Data entries for graphics =>
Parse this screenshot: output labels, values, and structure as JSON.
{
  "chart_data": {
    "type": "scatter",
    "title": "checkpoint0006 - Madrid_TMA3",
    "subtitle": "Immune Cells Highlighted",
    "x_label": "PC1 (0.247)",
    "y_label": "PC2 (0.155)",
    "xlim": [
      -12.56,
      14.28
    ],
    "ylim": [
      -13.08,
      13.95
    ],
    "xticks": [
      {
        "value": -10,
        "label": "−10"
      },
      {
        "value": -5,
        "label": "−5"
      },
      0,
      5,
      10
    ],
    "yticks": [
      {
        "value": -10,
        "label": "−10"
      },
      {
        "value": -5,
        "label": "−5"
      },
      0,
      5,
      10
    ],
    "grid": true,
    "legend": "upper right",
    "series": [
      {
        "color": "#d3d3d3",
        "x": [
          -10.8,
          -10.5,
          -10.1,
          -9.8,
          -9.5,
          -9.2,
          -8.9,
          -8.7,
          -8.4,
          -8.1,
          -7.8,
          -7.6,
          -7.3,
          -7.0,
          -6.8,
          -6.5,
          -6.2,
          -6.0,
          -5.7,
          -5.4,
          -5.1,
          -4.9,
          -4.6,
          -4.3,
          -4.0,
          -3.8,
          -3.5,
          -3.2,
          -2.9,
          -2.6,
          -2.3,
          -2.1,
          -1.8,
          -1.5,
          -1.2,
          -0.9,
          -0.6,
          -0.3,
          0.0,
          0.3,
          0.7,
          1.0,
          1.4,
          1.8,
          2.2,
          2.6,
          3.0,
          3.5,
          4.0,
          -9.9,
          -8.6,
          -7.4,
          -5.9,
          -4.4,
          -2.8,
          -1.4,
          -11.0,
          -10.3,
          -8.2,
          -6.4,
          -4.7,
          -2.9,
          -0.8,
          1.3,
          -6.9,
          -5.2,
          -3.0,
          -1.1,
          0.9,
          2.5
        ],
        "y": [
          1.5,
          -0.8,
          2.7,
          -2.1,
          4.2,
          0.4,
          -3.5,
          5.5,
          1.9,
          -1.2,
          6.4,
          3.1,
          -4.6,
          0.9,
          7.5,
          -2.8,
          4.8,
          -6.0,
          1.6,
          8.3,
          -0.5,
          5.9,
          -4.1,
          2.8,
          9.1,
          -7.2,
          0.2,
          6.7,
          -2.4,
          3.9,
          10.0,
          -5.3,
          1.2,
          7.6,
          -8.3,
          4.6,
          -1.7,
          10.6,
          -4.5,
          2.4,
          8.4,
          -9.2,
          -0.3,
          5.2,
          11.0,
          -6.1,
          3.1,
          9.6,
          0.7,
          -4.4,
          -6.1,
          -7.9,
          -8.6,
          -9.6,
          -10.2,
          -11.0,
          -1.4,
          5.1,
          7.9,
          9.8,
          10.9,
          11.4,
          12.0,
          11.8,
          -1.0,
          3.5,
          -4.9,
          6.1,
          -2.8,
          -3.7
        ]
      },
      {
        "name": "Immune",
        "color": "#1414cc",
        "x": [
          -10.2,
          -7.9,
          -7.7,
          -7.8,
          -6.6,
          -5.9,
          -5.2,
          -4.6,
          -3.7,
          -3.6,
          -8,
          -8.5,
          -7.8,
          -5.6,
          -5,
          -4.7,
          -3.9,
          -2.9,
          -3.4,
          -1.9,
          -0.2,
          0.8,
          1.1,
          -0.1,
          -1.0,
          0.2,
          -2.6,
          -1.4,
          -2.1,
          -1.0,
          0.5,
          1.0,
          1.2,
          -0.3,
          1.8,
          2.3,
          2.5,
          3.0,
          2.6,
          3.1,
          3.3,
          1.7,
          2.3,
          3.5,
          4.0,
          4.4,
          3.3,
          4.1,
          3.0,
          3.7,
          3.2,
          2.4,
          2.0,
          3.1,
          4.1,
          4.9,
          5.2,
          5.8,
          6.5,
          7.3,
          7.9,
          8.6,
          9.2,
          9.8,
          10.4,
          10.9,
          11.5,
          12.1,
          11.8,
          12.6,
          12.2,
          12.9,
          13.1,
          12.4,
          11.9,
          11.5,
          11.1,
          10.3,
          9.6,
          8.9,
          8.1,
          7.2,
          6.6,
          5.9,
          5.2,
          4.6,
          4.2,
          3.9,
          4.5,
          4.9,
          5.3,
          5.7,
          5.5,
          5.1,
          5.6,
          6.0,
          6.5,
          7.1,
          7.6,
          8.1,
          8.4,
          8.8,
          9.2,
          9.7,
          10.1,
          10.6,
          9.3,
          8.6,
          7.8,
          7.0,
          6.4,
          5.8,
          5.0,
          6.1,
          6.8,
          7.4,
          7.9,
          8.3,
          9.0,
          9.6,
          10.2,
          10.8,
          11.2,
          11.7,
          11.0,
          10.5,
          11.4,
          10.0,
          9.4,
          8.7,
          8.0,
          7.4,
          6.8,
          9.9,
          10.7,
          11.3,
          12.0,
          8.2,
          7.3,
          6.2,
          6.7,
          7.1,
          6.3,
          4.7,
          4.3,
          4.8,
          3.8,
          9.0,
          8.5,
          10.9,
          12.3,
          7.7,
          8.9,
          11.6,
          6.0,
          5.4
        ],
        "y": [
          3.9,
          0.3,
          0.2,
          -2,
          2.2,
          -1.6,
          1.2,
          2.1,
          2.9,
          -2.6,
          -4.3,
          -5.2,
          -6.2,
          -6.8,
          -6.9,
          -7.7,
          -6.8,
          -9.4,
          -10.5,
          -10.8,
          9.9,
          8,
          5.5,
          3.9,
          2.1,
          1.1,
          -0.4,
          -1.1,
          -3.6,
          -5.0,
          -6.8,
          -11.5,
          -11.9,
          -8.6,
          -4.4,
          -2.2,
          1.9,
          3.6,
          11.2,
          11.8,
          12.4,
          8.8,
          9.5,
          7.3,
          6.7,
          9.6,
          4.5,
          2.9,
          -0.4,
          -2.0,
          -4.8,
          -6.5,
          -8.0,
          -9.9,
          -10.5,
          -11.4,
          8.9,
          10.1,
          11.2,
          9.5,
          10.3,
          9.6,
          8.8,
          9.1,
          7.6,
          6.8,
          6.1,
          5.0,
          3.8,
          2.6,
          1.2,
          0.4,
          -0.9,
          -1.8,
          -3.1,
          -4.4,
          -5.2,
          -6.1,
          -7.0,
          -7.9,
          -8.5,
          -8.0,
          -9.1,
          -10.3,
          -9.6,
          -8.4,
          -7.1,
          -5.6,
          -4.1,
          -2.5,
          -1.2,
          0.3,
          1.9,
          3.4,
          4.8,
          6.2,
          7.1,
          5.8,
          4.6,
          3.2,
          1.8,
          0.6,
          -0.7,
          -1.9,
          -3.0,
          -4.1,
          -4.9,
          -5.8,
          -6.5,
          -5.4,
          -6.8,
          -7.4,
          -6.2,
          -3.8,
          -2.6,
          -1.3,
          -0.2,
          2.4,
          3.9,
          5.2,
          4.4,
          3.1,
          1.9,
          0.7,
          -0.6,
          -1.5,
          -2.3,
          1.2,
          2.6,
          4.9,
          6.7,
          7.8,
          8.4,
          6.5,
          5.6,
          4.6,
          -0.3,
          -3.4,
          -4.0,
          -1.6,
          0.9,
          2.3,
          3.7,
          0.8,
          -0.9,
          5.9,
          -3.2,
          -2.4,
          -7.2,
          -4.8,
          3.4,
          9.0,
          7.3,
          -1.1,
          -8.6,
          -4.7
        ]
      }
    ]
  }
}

GOAL OF THE EXERCISE => Retype the data. Keep every word as it stands.

RESULT OF THE EXERCISE =>
Parse this screenshot: output labels, values, and structure as JSON.
{
  "chart_data": {
    "type": "scatter",
    "title": "checkpoint0006 - Madrid_TMA3",
    "subtitle": "Immune Cells Highlighted",
    "x_label": "PC1 (0.247)",
    "y_label": "PC2 (0.155)",
    "xlim": [
      -12.56,
      14.28
    ],
    "ylim": [
      -13.08,
      13.95
    ],
    "xticks": [
      {
        "value": -10,
        "label": "−10"
      },
      {
        "value": -5,
        "label": "−5"
      },
      0,
      5,
      10
    ],
    "yticks": [
      {
        "value": -10,
        "label": "−10"
      },
      {
        "value": -5,
        "label": "−5"
      },
      0,
      5,
      10
    ],
    "grid": true,
    "legend": "upper right",
    "series": [
      {
        "color": "#d3d3d3",
        "x": [
          -10.8,
          -10.5,
          -10.1,
          -9.8,
          -9.5,
          -9.2,
          -8.9,
          -8.7,
          -8.4,
          -8.1,
          -7.8,
          -7.6,
          -7.3,
          -7.0,
          -6.8,
          -6.5,
          -6.2,
          -6.0,
          -5.7,
          -5.4,
          -5.1,
          -4.9,
          -4.6,
          -4.3,
          -4.0,
          -3.8,
          -3.5,
          -3.2,
          -2.9,
          -2.6,
          -2.3,
          -2.1,
          -1.8,
          -1.5,
          -1.2,
          -0.9,
          -0.6,
          -0.3,
          0.0,
          0.3,
          0.7,
          1.0,
          1.4,
          1.8,
          2.2,
          2.6,
          3.0,
          3.5,
          4.0,
          -9.9,
          -8.6,
          -7.4,
          -5.9,
          -4.4,
          -2.8,
          -1.4,
          -11.0,
          -10.3,
          -8.2,
          -6.4,
          -4.7,
          -2.9,
          -0.8,
          1.3,
          -6.9,
          -5.2,
          -3.0,
          -1.1,
          0.9,
          2.5
        ],
        "y": [
          1.5,
          -0.8,
          2.7,
          -2.1,
          4.2,
          0.4,
          -3.5,
          5.5,
          1.9,
          -1.2,
          6.4,
          3.1,
          -4.6,
          0.9,
          7.5,
          -2.8,
          4.8,
          -6.0,
          1.6,
          8.3,
          -0.5,
          5.9,
          -4.1,
          2.8,
          9.1,
          -7.2,
          0.2,
          6.7,
          -2.4,
          3.9,
          10.0,
          -5.3,
          1.2,
          7.6,
          -8.3,
          4.6,
          -1.7,
          10.6,
          -4.5,
          2.4,
          8.4,
          -9.2,
          -0.3,
          5.2,
          11.0,
          -6.1,
          3.1,
          9.6,
          0.7,
          -4.4,
          -6.1,
          -7.9,
          -8.6,
          -9.6,
          -10.2,
          -11.0,
          -1.4,
          5.1,
          7.9,
          9.8,
          10.9,
          11.4,
          12.0,
          11.8,
          -1.0,
          3.5,
          -4.9,
          6.1,
          -2.8,
          -3.7
        ]
      },
      {
        "name": "Immune",
        "color": "#1414cc",
        "x": [
          -10.2,
          -7.9,
          -7.7,
          -7.8,
          -6.6,
          -5.9,
          -5.2,
          -4.6,
          -3.7,
          -3.6,
          -8,
          -8.5,
          -7.8,
          -5.6,
          -5,
          -4.7,
          -3.9,
          -2.9,
          -3.4,
          -1.9,
          -0.2,
          0.8,
          1.1,
          -0.1,
          -1.0,
          0.2,
          -2.6,
          -1.4,
          -2.1,
          -1.0,
          0.5,
          1.0,
          1.2,
          -0.3,
          1.8,
          2.3,
          2.5,
          3.0,
          2.6,
          3.1,
          3.3,
          1.7,
          2.3,
          3.5,
          4.0,
          4.4,
          3.3,
          4.1,
          3.0,
          3.7,
          3.2,
          2.4,
          2.0,
          3.1,
          4.1,
          4.9,
          5.2,
          5.8,
          6.5,
          7.3,
          7.9,
          8.6,
          9.2,
          9.8,
          10.4,
          10.9,
          11.5,
          12.1,
          11.8,
          12.6,
          12.2,
          12.9,
          13.1,
          12.4,
          11.9,
          11.5,
          11.1,
          10.3,
          9.6,
          8.9,
          8.1,
          7.2,
          6.6,
          5.9,
          5.2,
          4.6,
          4.2,
          3.9,
          4.5,
          4.9,
          5.3,
          5.7,
          5.5,
          5.1,
          5.6,
          6.0,
          6.5,
          7.1,
          7.6,
          8.1,
          8.4,
          8.8,
          9.2,
          9.7,
          10.1,
          10.6,
          9.3,
          8.6,
          7.8,
          7.0,
          6.4,
          5.8,
          5.0,
          6.1,
          6.8,
          7.4,
          7.9,
          8.3,
          9.0,
          9.6,
          10.2,
          10.8,
          11.2,
          11.7,
          11.0,
          10.5,
          11.4,
          10.0,
          9.4,
          8.7,
          8.0,
          7.4,
          6.8,
          9.9,
          10.7,
          11.3,
          12.0,
          8.2,
          7.3,
          6.2,
          6.7,
          7.1,
          6.3,
          4.7,
          4.3,
          4.8,
          3.8,
          9.0,
          8.5,
          10.9,
          12.3,
          7.7,
          8.9,
          11.6,
          6.0,
          5.4
        ],
        "y": [
          3.9,
          0.3,
          0.2,
          -2,
          2.2,
          -1.6,
          1.2,
          2.1,
          2.9,
          -2.6,
          -4.3,
          -5.2,
          -6.2,
          -6.8,
          -6.9,
          -7.7,
          -6.8,
          -9.4,
          -10.5,
          -10.8,
          9.9,
          8,
          5.5,
          3.9,
          2.1,
          1.1,
          -0.4,
          -1.1,
          -3.6,
          -5.0,
          -6.8,
          -11.5,
          -11.9,
          -8.6,
          -4.4,
          -2.2,
          1.9,
          3.6,
          11.2,
          11.8,
          12.4,
          8.8,
          9.5,
          7.3,
          6.7,
          9.6,
          4.5,
          2.9,
          -0.4,
          -2.0,
          -4.8,
          -6.5,
          -8.0,
          -9.9,
          -10.5,
          -11.4,
          8.9,
          10.1,
          11.2,
          9.5,
          10.3,
          9.6,
          8.8,
          9.1,
          7.6,
          6.8,
          6.1,
          5.0,
          3.8,
          2.6,
          1.2,
          0.4,
          -0.9,
          -1.8,
          -3.1,
          -4.4,
          -5.2,
          -6.1,
          -7.0,
          -7.9,
          -8.5,
          -8.0,
          -9.1,
          -10.3,
          -9.6,
          -8.4,
          -7.1,
          -5.6,
          -4.1,
          -2.5,
          -1.2,
          0.3,
          1.9,
          3.4,
          4.8,
          6.2,
          7.1,
          5.8,
          4.6,
          3.2,
          1.8,
          0.6,
          -0.7,
          -1.9,
          -3.0,
          -4.1,
          -4.9,
          -5.8,
          -6.5,
          -5.4,
          -6.8,
          -7.4,
          -6.2,
          -3.8,
          -2.6,
          -1.3,
          -0.2,
          2.4,
          3.9,
          5.2,
          4.4,
          3.1,
          1.9,
          0.7,
          -0.6,
          -1.5,
          -2.3,
          1.2,
          2.6,
          4.9,
          6.7,
          7.8,
          8.4,
          6.5,
          5.6,
          4.6,
          -0.3,
          -3.4,
          -4.0,
          -1.6,
          0.9,
          2.3,
          3.7,
          0.8,
          -0.9,
          5.9,
          -3.2,
          -2.4,
          -7.2,
          -4.8,
          3.4,
          9.0,
          7.3,
          -1.1,
          -8.6,
          -4.7
        ]
      }
    ]
  }
}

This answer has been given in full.